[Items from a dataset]
+++++

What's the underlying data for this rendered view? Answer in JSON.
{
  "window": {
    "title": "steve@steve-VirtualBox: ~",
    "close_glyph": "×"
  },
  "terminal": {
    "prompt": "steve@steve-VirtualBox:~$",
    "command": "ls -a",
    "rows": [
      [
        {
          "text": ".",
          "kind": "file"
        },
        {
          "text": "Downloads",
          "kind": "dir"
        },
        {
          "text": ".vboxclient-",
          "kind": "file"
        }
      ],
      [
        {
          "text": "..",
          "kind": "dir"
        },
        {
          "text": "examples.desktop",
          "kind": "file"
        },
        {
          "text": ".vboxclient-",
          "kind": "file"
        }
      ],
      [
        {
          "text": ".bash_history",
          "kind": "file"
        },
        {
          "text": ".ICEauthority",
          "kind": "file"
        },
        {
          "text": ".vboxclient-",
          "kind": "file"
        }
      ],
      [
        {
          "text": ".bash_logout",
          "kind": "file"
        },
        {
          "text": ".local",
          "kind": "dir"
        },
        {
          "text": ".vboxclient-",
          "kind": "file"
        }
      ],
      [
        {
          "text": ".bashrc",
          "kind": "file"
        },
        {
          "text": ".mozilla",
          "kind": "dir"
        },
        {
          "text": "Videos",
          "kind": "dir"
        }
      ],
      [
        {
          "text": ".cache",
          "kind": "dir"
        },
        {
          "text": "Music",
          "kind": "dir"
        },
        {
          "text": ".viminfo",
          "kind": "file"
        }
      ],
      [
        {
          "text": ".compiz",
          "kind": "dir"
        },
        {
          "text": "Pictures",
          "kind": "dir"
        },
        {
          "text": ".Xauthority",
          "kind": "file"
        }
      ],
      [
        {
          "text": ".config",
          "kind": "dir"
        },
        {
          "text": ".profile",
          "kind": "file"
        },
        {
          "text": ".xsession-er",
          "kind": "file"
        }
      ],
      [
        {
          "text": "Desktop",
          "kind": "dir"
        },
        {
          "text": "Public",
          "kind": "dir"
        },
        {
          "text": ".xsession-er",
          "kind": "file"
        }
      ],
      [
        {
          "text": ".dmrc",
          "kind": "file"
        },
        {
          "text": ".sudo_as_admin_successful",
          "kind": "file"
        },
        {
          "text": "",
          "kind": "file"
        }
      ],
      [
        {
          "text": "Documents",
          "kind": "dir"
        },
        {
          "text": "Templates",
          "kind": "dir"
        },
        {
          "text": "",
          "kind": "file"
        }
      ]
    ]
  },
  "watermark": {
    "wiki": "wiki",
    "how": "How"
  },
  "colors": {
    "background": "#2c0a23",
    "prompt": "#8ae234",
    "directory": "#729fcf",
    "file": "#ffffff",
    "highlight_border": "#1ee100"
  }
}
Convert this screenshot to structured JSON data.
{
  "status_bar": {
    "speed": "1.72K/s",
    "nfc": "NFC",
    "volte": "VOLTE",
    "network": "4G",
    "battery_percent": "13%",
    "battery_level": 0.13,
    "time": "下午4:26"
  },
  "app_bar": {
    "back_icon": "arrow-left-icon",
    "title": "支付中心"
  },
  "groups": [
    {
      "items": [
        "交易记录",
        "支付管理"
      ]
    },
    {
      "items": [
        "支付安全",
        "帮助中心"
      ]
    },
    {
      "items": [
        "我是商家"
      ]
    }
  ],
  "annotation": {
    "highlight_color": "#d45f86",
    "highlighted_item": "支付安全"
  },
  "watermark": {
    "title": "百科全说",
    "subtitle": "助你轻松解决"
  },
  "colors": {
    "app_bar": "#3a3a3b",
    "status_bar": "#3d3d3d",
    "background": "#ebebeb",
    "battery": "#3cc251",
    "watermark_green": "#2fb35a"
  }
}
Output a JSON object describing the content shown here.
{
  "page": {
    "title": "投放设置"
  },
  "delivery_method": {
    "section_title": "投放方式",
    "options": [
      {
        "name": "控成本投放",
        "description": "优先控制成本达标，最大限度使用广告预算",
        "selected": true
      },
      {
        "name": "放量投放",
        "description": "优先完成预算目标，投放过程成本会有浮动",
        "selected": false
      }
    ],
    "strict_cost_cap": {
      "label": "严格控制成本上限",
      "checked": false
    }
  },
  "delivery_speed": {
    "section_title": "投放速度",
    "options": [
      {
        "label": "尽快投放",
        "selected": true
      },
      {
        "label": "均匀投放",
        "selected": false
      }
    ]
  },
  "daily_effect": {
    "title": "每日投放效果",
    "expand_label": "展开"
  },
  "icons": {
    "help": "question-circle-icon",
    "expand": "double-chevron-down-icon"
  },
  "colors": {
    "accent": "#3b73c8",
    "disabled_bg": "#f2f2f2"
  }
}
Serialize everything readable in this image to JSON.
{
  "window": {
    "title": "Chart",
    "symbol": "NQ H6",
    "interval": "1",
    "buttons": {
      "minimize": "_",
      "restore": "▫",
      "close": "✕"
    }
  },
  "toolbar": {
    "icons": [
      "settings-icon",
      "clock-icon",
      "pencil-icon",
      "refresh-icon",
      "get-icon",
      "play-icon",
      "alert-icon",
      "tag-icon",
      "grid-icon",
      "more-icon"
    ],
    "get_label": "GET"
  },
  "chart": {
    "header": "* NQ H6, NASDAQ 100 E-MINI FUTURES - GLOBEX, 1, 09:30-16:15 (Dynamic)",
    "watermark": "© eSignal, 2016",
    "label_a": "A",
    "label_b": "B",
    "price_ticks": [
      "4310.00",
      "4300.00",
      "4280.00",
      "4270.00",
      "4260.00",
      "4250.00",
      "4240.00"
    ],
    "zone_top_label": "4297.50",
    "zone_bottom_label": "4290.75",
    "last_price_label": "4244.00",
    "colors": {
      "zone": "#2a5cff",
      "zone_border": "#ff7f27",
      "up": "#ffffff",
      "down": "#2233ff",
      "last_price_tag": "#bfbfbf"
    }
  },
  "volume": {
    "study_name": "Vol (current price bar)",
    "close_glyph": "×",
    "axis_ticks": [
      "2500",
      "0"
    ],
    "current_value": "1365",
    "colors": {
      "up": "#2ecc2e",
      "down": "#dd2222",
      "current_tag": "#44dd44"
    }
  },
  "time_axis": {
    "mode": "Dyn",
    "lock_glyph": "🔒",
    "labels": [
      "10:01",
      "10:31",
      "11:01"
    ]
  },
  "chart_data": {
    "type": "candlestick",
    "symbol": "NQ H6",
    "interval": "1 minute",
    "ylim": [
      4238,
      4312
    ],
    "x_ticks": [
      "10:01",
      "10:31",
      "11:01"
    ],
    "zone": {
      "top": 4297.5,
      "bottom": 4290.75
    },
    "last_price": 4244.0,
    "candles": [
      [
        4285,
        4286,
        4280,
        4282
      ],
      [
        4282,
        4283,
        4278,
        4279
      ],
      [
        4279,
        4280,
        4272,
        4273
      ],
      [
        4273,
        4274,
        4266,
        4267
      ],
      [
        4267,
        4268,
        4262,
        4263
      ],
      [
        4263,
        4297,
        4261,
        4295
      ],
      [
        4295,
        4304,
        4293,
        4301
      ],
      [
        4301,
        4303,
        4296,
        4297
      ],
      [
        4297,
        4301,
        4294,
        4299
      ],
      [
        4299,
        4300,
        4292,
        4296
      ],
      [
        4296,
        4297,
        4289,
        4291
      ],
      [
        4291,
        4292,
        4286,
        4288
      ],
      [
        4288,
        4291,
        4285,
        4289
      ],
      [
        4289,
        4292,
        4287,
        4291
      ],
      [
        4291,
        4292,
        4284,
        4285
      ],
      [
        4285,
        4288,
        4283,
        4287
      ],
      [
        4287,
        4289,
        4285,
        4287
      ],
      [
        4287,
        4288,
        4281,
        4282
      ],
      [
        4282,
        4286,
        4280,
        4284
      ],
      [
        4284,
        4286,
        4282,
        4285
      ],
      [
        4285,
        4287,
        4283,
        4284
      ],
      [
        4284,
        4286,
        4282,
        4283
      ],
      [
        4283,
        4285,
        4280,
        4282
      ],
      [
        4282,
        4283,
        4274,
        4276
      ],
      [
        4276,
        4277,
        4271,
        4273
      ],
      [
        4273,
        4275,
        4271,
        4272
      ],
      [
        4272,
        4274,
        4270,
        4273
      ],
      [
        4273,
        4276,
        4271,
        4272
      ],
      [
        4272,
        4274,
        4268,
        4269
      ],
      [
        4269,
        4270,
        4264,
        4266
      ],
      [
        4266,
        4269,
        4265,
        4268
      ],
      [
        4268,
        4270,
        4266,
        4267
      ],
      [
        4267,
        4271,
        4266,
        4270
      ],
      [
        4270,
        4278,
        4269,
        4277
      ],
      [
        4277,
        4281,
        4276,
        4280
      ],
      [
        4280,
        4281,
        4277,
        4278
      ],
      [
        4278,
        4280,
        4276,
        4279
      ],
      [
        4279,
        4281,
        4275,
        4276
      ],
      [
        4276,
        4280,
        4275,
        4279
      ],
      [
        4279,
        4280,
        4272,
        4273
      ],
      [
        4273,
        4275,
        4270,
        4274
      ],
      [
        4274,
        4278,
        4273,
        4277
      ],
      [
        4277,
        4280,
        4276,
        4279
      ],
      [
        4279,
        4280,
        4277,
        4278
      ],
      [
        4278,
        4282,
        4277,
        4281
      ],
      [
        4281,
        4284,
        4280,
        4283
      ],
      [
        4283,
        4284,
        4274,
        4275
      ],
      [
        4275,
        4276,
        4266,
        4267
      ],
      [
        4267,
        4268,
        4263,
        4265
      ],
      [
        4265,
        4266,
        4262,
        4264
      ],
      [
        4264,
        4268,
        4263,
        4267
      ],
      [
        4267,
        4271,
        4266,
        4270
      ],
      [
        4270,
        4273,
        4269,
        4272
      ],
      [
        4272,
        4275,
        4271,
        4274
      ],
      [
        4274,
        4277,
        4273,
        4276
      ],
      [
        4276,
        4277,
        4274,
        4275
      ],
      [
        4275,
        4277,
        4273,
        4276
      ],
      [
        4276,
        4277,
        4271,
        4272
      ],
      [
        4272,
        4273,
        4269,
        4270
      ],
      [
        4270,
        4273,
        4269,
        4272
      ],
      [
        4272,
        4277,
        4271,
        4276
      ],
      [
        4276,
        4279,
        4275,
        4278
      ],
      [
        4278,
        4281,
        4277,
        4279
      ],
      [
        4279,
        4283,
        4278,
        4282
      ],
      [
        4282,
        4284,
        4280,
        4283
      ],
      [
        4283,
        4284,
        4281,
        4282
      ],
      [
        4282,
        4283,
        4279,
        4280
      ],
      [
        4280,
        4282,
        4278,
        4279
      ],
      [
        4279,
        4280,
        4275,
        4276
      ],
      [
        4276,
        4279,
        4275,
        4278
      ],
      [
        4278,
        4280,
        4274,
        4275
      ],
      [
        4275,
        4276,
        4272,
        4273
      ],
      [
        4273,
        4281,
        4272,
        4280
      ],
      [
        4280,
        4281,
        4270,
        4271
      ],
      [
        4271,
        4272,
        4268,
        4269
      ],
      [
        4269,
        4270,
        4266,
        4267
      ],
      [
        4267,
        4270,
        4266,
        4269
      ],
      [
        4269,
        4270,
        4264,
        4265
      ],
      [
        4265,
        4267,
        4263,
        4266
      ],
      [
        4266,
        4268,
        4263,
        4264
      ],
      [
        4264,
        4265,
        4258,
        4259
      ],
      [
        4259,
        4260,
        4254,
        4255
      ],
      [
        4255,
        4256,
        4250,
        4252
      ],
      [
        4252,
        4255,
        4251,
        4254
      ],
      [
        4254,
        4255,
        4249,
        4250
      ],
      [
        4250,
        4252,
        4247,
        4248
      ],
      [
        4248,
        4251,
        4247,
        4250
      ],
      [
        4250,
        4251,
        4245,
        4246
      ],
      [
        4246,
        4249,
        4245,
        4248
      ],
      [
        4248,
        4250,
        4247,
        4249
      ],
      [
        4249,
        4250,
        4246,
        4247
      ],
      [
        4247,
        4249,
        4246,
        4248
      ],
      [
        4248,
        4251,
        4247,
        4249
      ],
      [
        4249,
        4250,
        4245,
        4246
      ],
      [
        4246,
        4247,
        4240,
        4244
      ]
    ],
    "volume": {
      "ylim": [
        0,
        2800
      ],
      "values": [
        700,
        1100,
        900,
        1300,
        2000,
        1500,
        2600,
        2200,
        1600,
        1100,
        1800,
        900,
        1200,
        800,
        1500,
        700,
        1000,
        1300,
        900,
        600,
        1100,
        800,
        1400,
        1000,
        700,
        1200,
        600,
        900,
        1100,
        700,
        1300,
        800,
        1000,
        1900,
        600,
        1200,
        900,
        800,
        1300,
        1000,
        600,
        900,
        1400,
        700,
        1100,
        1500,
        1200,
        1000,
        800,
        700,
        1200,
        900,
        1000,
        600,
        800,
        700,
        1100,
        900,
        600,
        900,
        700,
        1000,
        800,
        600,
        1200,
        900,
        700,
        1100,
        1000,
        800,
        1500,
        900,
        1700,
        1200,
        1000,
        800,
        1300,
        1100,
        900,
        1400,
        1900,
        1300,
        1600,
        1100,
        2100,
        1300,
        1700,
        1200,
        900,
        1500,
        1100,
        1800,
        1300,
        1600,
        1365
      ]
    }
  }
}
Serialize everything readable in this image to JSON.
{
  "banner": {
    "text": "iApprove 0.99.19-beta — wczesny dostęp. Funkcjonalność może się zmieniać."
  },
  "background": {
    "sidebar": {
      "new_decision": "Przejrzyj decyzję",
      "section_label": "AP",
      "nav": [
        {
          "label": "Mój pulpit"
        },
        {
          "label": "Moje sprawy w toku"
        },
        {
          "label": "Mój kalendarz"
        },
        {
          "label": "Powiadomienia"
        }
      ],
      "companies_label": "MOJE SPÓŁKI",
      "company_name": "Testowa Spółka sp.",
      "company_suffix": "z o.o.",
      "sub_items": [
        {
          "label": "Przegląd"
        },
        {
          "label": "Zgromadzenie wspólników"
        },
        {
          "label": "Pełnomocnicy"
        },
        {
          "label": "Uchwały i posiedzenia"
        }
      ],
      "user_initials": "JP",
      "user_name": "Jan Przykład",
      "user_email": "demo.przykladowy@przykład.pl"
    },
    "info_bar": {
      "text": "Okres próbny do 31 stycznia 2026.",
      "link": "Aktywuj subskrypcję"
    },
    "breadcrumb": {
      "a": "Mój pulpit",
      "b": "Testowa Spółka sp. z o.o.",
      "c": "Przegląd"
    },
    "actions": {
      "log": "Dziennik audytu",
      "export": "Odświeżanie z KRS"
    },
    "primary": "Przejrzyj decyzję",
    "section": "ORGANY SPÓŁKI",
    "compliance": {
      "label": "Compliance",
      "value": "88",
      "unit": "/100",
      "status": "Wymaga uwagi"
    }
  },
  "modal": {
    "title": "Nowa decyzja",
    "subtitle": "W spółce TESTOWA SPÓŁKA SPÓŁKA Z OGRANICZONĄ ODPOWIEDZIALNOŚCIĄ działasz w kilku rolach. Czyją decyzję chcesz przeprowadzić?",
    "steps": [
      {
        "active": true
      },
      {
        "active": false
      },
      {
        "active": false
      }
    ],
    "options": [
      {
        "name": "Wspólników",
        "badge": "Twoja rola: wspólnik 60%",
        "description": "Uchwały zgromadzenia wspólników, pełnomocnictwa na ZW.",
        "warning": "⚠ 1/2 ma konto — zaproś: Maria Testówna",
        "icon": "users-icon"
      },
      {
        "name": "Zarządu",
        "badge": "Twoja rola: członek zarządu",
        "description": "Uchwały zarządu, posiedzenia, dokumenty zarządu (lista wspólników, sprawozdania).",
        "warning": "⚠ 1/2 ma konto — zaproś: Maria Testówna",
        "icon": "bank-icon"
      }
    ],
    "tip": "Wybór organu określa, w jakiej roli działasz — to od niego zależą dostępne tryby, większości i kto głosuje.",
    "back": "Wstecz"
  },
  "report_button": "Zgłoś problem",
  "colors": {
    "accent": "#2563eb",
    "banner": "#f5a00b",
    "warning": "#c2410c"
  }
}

+++++

**PROMPT**
Identify the lines in the entries above that contain "SPÓŁKI", then copy them out.

**FINISHED TASK**
      "companies_label": "MOJE SPÓŁKI",
    "section": "ORGANY SPÓŁKI",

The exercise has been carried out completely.